> _Task material_

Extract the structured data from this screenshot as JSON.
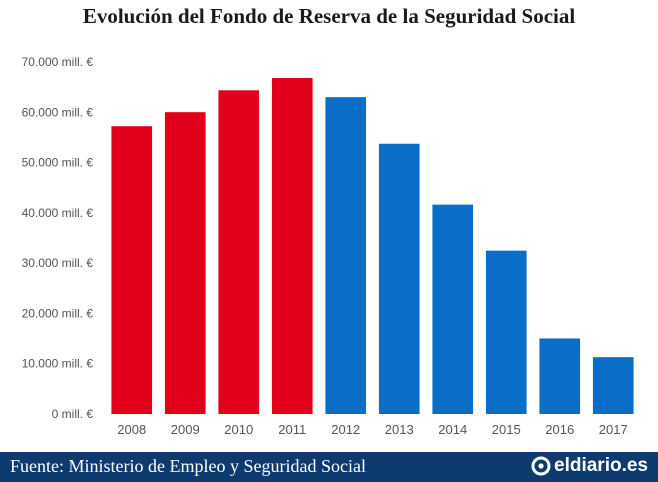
{
  "chart_data": {
    "type": "bar",
    "title": "Evolución del Fondo de Reserva de la Seguridad Social",
    "xlabel": "",
    "ylabel": "",
    "categories": [
      "2008",
      "2009",
      "2010",
      "2011",
      "2012",
      "2013",
      "2014",
      "2015",
      "2016",
      "2017"
    ],
    "values": [
      57223,
      60022,
      64375,
      66815,
      63008,
      53744,
      41634,
      32481,
      15020,
      11300
    ],
    "ylim": [
      0,
      70000
    ],
    "yticks": [
      0,
      10000,
      20000,
      30000,
      40000,
      50000,
      60000,
      70000
    ],
    "ytick_labels": [
      "0 mill. €",
      "10.000 mill. €",
      "20.000 mill. €",
      "30.000 mill. €",
      "40.000 mill. €",
      "50.000 mill. €",
      "60.000 mill. €",
      "70.000 mill. €"
    ],
    "colors": [
      "#e3001b",
      "#e3001b",
      "#e3001b",
      "#e3001b",
      "#0a6dc8",
      "#0a6dc8",
      "#0a6dc8",
      "#0a6dc8",
      "#0a6dc8",
      "#0a6dc8"
    ],
    "grid": false,
    "legend": "none"
  },
  "footer": {
    "source": "Fuente: Ministerio de Empleo y Seguridad Social",
    "logo_text": "eldiario.es",
    "logo_icon": "eldiario-logo-icon",
    "background_color": "#0d3b70"
  }
}
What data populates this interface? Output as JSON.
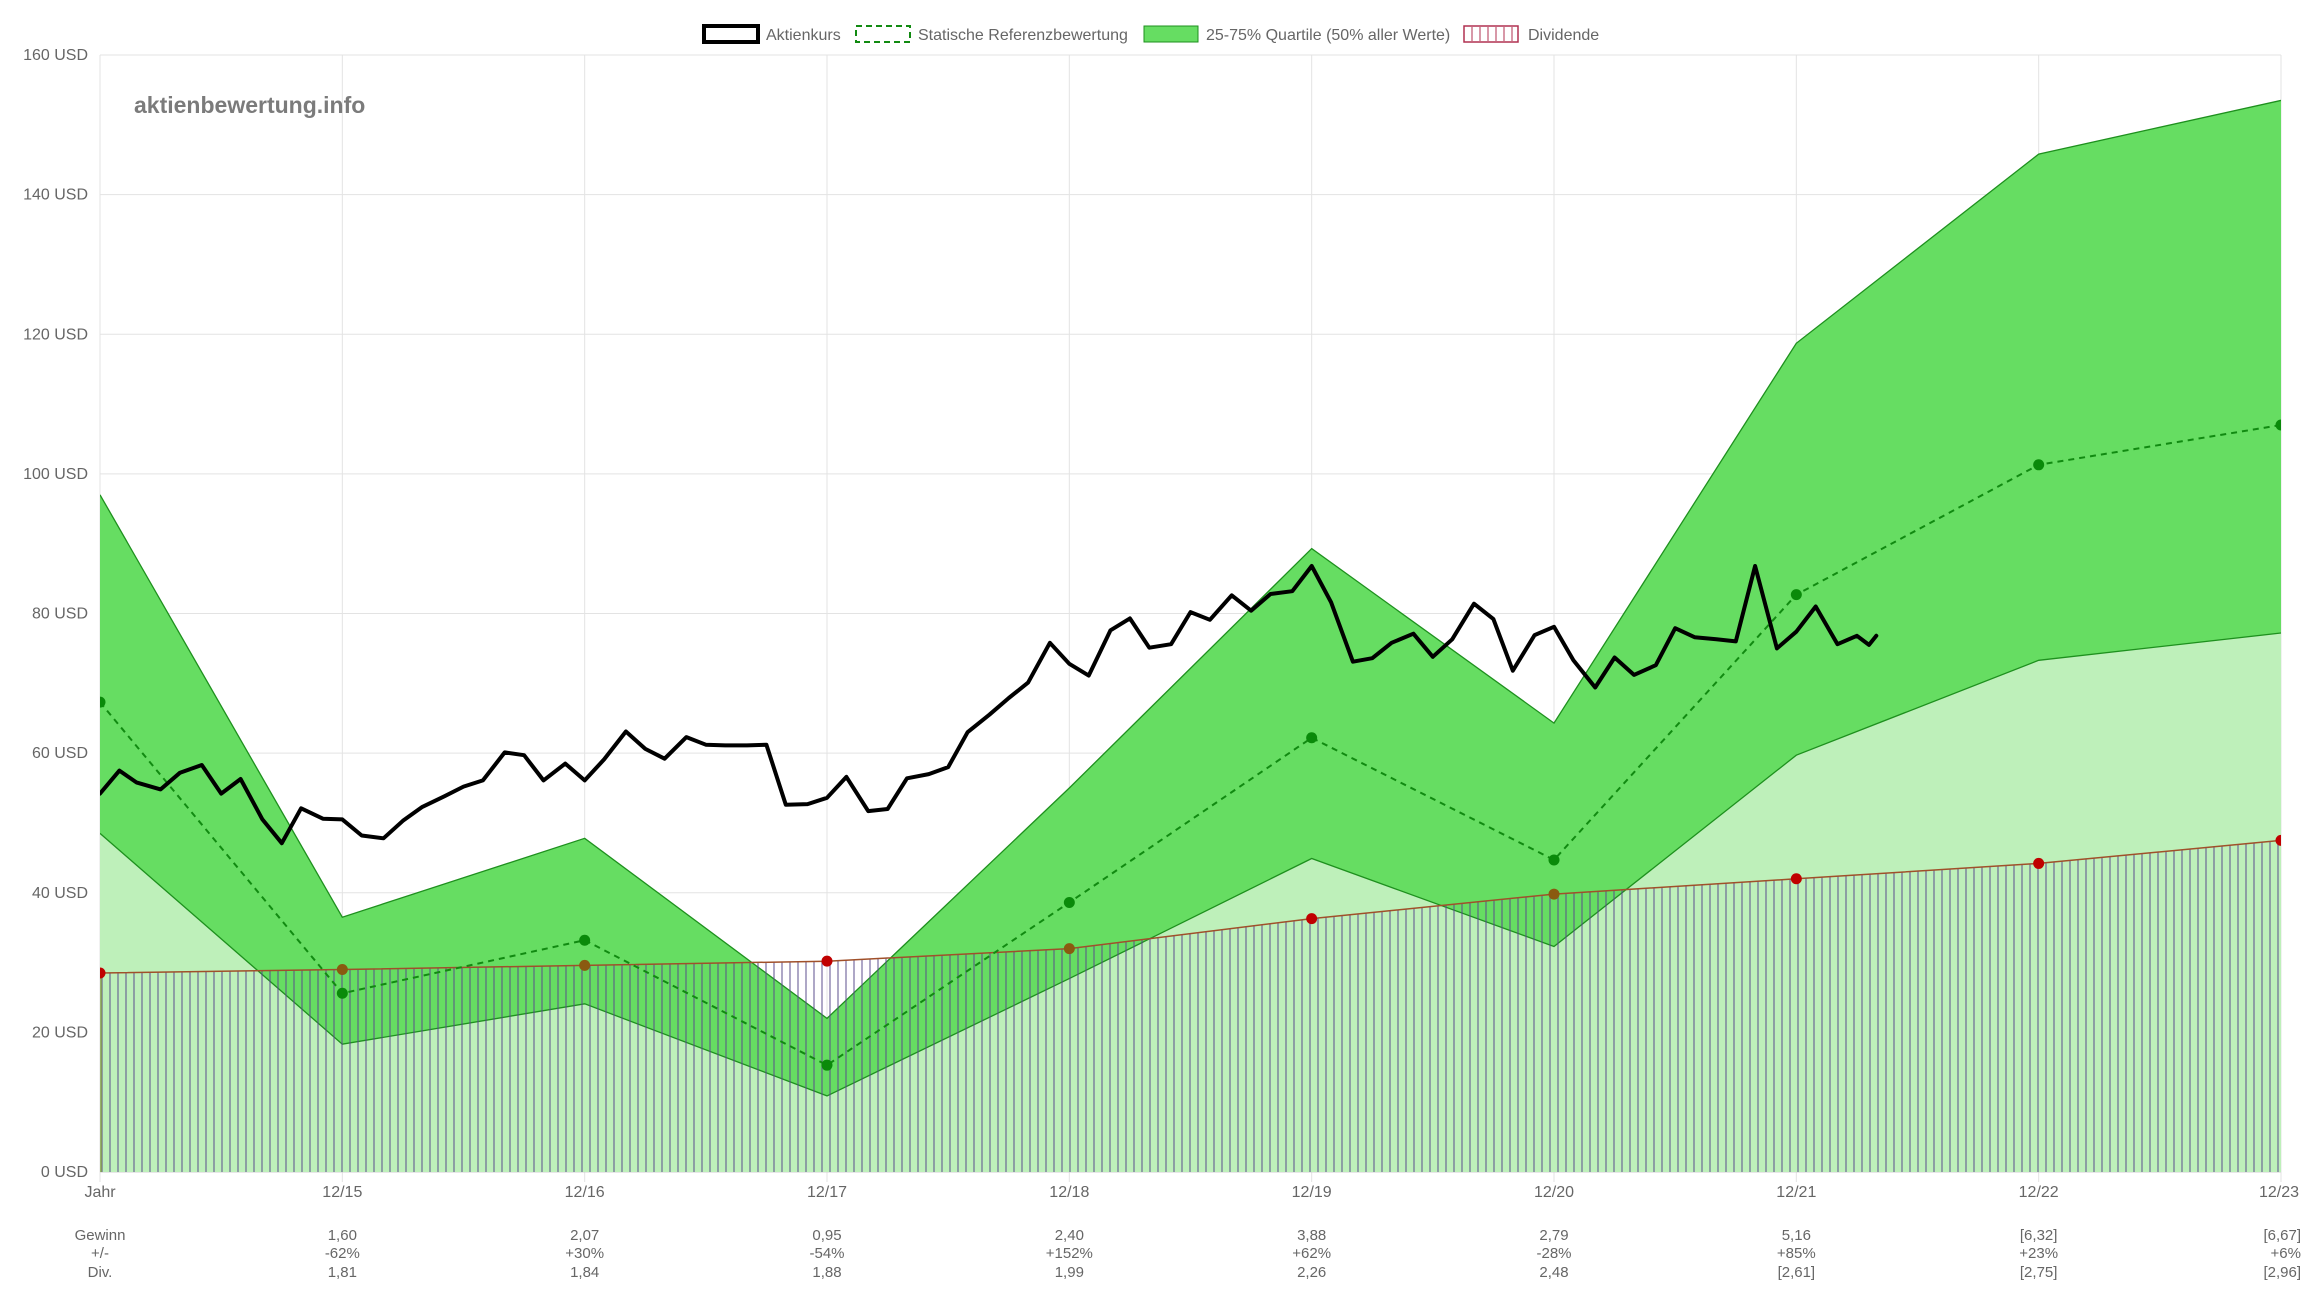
{
  "watermark": "aktienbewertung.info",
  "legend": [
    {
      "label": "Aktienkurs",
      "style": "price"
    },
    {
      "label": "Statische Referenzbewertung",
      "style": "reference"
    },
    {
      "label": "25-75% Quartile (50% aller Werte)",
      "style": "quartile"
    },
    {
      "label": "Dividende",
      "style": "dividend"
    }
  ],
  "colors": {
    "price": "#000000",
    "reference": "#118a11",
    "reference_point": "#0a8a0a",
    "quartile_upper_fill": "#66dd62",
    "quartile_lower_fill": "#bef0ba",
    "quartile_stroke": "#1e901e",
    "dividend_line": "#a0502a",
    "dividend_point": "#c00000",
    "dividend_hatch": "#5a4b8c",
    "grid": "#e3e3e3"
  },
  "chart_data": {
    "type": "line",
    "y_unit": "USD",
    "ylim": [
      0,
      160
    ],
    "yticks": [
      0,
      20,
      40,
      60,
      80,
      100,
      120,
      140,
      160
    ],
    "ytick_labels": [
      "0 USD",
      "20 USD",
      "40 USD",
      "60 USD",
      "80 USD",
      "100 USD",
      "120 USD",
      "140 USD",
      "160 USD"
    ],
    "xlim": [
      2014,
      2023
    ],
    "x_categories": [
      "Jahr",
      "12/15",
      "12/16",
      "12/17",
      "12/18",
      "12/19",
      "12/20",
      "12/21",
      "12/22",
      "12/23"
    ],
    "x_positions": [
      2014,
      2015,
      2016,
      2017,
      2018,
      2019,
      2020,
      2021,
      2022,
      2023
    ],
    "grid": true,
    "legend_position": "top-center",
    "quartile_75": [
      97,
      36.5,
      47.8,
      22,
      55,
      89.3,
      64.3,
      118.7,
      145.8,
      153.5
    ],
    "quartile_25": [
      48.5,
      18.3,
      24.1,
      10.9,
      27.7,
      44.9,
      32.3,
      59.7,
      73.3,
      77.2
    ],
    "reference_valuation": [
      67.3,
      25.6,
      33.2,
      15.3,
      38.6,
      62.2,
      44.7,
      82.7,
      101.3,
      107
    ],
    "dividend": [
      28.5,
      29,
      29.6,
      30.2,
      32,
      36.3,
      39.8,
      42,
      44.2,
      47.5
    ],
    "share_price": {
      "x": [
        2014.0,
        2014.08,
        2014.15,
        2014.25,
        2014.33,
        2014.42,
        2014.5,
        2014.58,
        2014.67,
        2014.75,
        2014.83,
        2014.92,
        2015.0,
        2015.08,
        2015.17,
        2015.25,
        2015.33,
        2015.42,
        2015.5,
        2015.58,
        2015.67,
        2015.75,
        2015.83,
        2015.92,
        2016.0,
        2016.08,
        2016.17,
        2016.25,
        2016.33,
        2016.42,
        2016.5,
        2016.58,
        2016.67,
        2016.75,
        2016.83,
        2016.92,
        2017.0,
        2017.08,
        2017.17,
        2017.25,
        2017.33,
        2017.42,
        2017.5,
        2017.58,
        2017.67,
        2017.75,
        2017.83,
        2017.92,
        2018.0,
        2018.08,
        2018.17,
        2018.25,
        2018.33,
        2018.42,
        2018.5,
        2018.58,
        2018.67,
        2018.75,
        2018.83,
        2018.92,
        2019.0,
        2019.08,
        2019.17,
        2019.25,
        2019.33,
        2019.42,
        2019.5,
        2019.58,
        2019.67,
        2019.75,
        2019.83,
        2019.92,
        2020.0,
        2020.08,
        2020.17,
        2020.25,
        2020.33,
        2020.42,
        2020.5,
        2020.58,
        2020.67,
        2020.75,
        2020.83,
        2020.92,
        2021.0,
        2021.08,
        2021.17,
        2021.25,
        2021.3,
        2021.33
      ],
      "y": [
        54.2,
        57.5,
        55.8,
        54.8,
        57.2,
        58.3,
        54.2,
        56.3,
        50.5,
        47.1,
        52.1,
        50.6,
        50.5,
        48.2,
        47.8,
        50.3,
        52.3,
        53.8,
        55.2,
        56.1,
        60.1,
        59.7,
        56.1,
        58.5,
        56.1,
        59.1,
        63.1,
        60.6,
        59.2,
        62.3,
        61.2,
        61.1,
        61.1,
        61.2,
        52.6,
        52.7,
        53.6,
        56.6,
        51.7,
        52.0,
        56.4,
        57.0,
        58.0,
        63.0,
        65.5,
        67.9,
        70.1,
        75.8,
        72.8,
        71.1,
        77.6,
        79.3,
        75.1,
        75.6,
        80.2,
        79.1,
        82.6,
        80.4,
        82.8,
        83.2,
        86.8,
        81.6,
        73.1,
        73.6,
        75.8,
        77.1,
        73.8,
        76.3,
        81.4,
        79.2,
        71.8,
        76.9,
        78.1,
        73.3,
        69.4,
        73.7,
        71.2,
        72.6,
        77.9,
        76.6,
        76.3,
        76.0,
        86.8,
        75.0,
        77.4,
        81.0,
        75.6,
        76.8,
        75.5,
        76.8
      ]
    },
    "footer": {
      "row_labels": [
        "Gewinn",
        "+/-",
        "Div."
      ],
      "columns": [
        {
          "gewinn": "",
          "change": "",
          "div": ""
        },
        {
          "gewinn": "1,60",
          "change": "-62%",
          "div": "1,81"
        },
        {
          "gewinn": "2,07",
          "change": "+30%",
          "div": "1,84"
        },
        {
          "gewinn": "0,95",
          "change": "-54%",
          "div": "1,88"
        },
        {
          "gewinn": "2,40",
          "change": "+152%",
          "div": "1,99"
        },
        {
          "gewinn": "3,88",
          "change": "+62%",
          "div": "2,26"
        },
        {
          "gewinn": "2,79",
          "change": "-28%",
          "div": "2,48"
        },
        {
          "gewinn": "5,16",
          "change": "+85%",
          "div": "[2,61]"
        },
        {
          "gewinn": "[6,32]",
          "change": "+23%",
          "div": "[2,75]"
        },
        {
          "gewinn": "[6,67]",
          "change": "+6%",
          "div": "[2,96]"
        }
      ]
    }
  }
}
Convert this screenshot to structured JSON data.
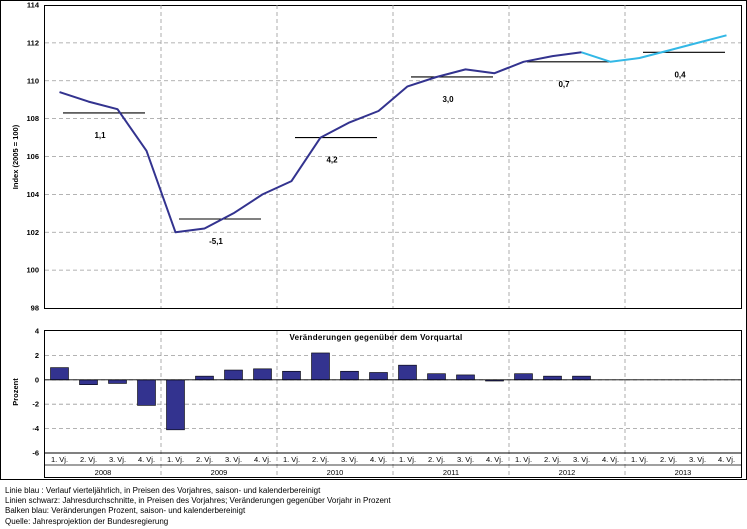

> _What is asked_
Restate each entry word for word, leaving out any pictures.

> _Solution_
Extract the structured data from this screenshot as JSON.
{
  "chart_data": {
    "type": "bar",
    "title": "Evolución del Fondo de Reserva de la Seguridad Social",
    "xlabel": "",
    "ylabel": "",
    "categories": [
      "2008",
      "2009",
      "2010",
      "2011",
      "2012",
      "2013",
      "2014",
      "2015",
      "2016",
      "2017"
    ],
    "values": [
      57223,
      60022,
      64375,
      66815,
      63008,
      53744,
      41634,
      32481,
      15020,
      11300
    ],
    "ylim": [
      0,
      70000
    ],
    "yticks": [
      0,
      10000,
      20000,
      30000,
      40000,
      50000,
      60000,
      70000
    ],
    "ytick_labels": [
      "0 mill. €",
      "10.000 mill. €",
      "20.000 mill. €",
      "30.000 mill. €",
      "40.000 mill. €",
      "50.000 mill. €",
      "60.000 mill. €",
      "70.000 mill. €"
    ],
    "colors": [
      "#e3001b",
      "#e3001b",
      "#e3001b",
      "#e3001b",
      "#0a6dc8",
      "#0a6dc8",
      "#0a6dc8",
      "#0a6dc8",
      "#0a6dc8",
      "#0a6dc8"
    ],
    "grid": false,
    "legend": "none"
  },
  "footer": {
    "source": "Fuente: Ministerio de Empleo y Seguridad Social",
    "logo_text": "eldiario.es",
    "logo_icon": "eldiario-logo-icon",
    "background_color": "#0d3b70"
  }
}
What data populates this interface? Output as JSON.
{
  "watermark": "aktienbewertung.info",
  "legend": [
    {
      "label": "Aktienkurs",
      "style": "price"
    },
    {
      "label": "Statische Referenzbewertung",
      "style": "reference"
    },
    {
      "label": "25-75% Quartile (50% aller Werte)",
      "style": "quartile"
    },
    {
      "label": "Dividende",
      "style": "dividend"
    }
  ],
  "colors": {
    "price": "#000000",
    "reference": "#118a11",
    "reference_point": "#0a8a0a",
    "quartile_upper_fill": "#66dd62",
    "quartile_lower_fill": "#bef0ba",
    "quartile_stroke": "#1e901e",
    "dividend_line": "#a0502a",
    "dividend_point": "#c00000",
    "dividend_hatch": "#5a4b8c",
    "grid": "#e3e3e3"
  },
  "chart_data": {
    "type": "line",
    "y_unit": "USD",
    "ylim": [
      0,
      160
    ],
    "yticks": [
      0,
      20,
      40,
      60,
      80,
      100,
      120,
      140,
      160
    ],
    "ytick_labels": [
      "0 USD",
      "20 USD",
      "40 USD",
      "60 USD",
      "80 USD",
      "100 USD",
      "120 USD",
      "140 USD",
      "160 USD"
    ],
    "xlim": [
      2014,
      2023
    ],
    "x_categories": [
      "Jahr",
      "12/15",
      "12/16",
      "12/17",
      "12/18",
      "12/19",
      "12/20",
      "12/21",
      "12/22",
      "12/23"
    ],
    "x_positions": [
      2014,
      2015,
      2016,
      2017,
      2018,
      2019,
      2020,
      2021,
      2022,
      2023
    ],
    "grid": true,
    "legend_position": "top-center",
    "quartile_75": [
      97,
      36.5,
      47.8,
      22,
      55,
      89.3,
      64.3,
      118.7,
      145.8,
      153.5
    ],
    "quartile_25": [
      48.5,
      18.3,
      24.1,
      10.9,
      27.7,
      44.9,
      32.3,
      59.7,
      73.3,
      77.2
    ],
    "reference_valuation": [
      67.3,
      25.6,
      33.2,
      15.3,
      38.6,
      62.2,
      44.7,
      82.7,
      101.3,
      107
    ],
    "dividend": [
      28.5,
      29,
      29.6,
      30.2,
      32,
      36.3,
      39.8,
      42,
      44.2,
      47.5
    ],
    "share_price": {
      "x": [
        2014.0,
        2014.08,
        2014.15,
        2014.25,
        2014.33,
        2014.42,
        2014.5,
        2014.58,
        2014.67,
        2014.75,
        2014.83,
        2014.92,
        2015.0,
        2015.08,
        2015.17,
        2015.25,
        2015.33,
        2015.42,
        2015.5,
        2015.58,
        2015.67,
        2015.75,
        2015.83,
        2015.92,
        2016.0,
        2016.08,
        2016.17,
        2016.25,
        2016.33,
        2016.42,
        2016.5,
        2016.58,
        2016.67,
        2016.75,
        2016.83,
        2016.92,
        2017.0,
        2017.08,
        2017.17,
        2017.25,
        2017.33,
        2017.42,
        2017.5,
        2017.58,
        2017.67,
        2017.75,
        2017.83,
        2017.92,
        2018.0,
        2018.08,
        2018.17,
        2018.25,
        2018.33,
        2018.42,
        2018.5,
        2018.58,
        2018.67,
        2018.75,
        2018.83,
        2018.92,
        2019.0,
        2019.08,
        2019.17,
        2019.25,
        2019.33,
        2019.42,
        2019.5,
        2019.58,
        2019.67,
        2019.75,
        2019.83,
        2019.92,
        2020.0,
        2020.08,
        2020.17,
        2020.25,
        2020.33,
        2020.42,
        2020.5,
        2020.58,
        2020.67,
        2020.75,
        2020.83,
        2020.92,
        2021.0,
        2021.08,
        2021.17,
        2021.25,
        2021.3,
        2021.33
      ],
      "y": [
        54.2,
        57.5,
        55.8,
        54.8,
        57.2,
        58.3,
        54.2,
        56.3,
        50.5,
        47.1,
        52.1,
        50.6,
        50.5,
        48.2,
        47.8,
        50.3,
        52.3,
        53.8,
        55.2,
        56.1,
        60.1,
        59.7,
        56.1,
        58.5,
        56.1,
        59.1,
        63.1,
        60.6,
        59.2,
        62.3,
        61.2,
        61.1,
        61.1,
        61.2,
        52.6,
        52.7,
        53.6,
        56.6,
        51.7,
        52.0,
        56.4,
        57.0,
        58.0,
        63.0,
        65.5,
        67.9,
        70.1,
        75.8,
        72.8,
        71.1,
        77.6,
        79.3,
        75.1,
        75.6,
        80.2,
        79.1,
        82.6,
        80.4,
        82.8,
        83.2,
        86.8,
        81.6,
        73.1,
        73.6,
        75.8,
        77.1,
        73.8,
        76.3,
        81.4,
        79.2,
        71.8,
        76.9,
        78.1,
        73.3,
        69.4,
        73.7,
        71.2,
        72.6,
        77.9,
        76.6,
        76.3,
        76.0,
        86.8,
        75.0,
        77.4,
        81.0,
        75.6,
        76.8,
        75.5,
        76.8
      ]
    },
    "footer": {
      "row_labels": [
        "Gewinn",
        "+/-",
        "Div."
      ],
      "columns": [
        {
          "gewinn": "",
          "change": "",
          "div": ""
        },
        {
          "gewinn": "1,60",
          "change": "-62%",
          "div": "1,81"
        },
        {
          "gewinn": "2,07",
          "change": "+30%",
          "div": "1,84"
        },
        {
          "gewinn": "0,95",
          "change": "-54%",
          "div": "1,88"
        },
        {
          "gewinn": "2,40",
          "change": "+152%",
          "div": "1,99"
        },
        {
          "gewinn": "3,88",
          "change": "+62%",
          "div": "2,26"
        },
        {
          "gewinn": "2,79",
          "change": "-28%",
          "div": "2,48"
        },
        {
          "gewinn": "5,16",
          "change": "+85%",
          "div": "[2,61]"
        },
        {
          "gewinn": "[6,32]",
          "change": "+23%",
          "div": "[2,75]"
        },
        {
          "gewinn": "[6,67]",
          "change": "+6%",
          "div": "[2,96]"
        }
      ]
    }
  }
}
Convert this screenshot to structured JSON data.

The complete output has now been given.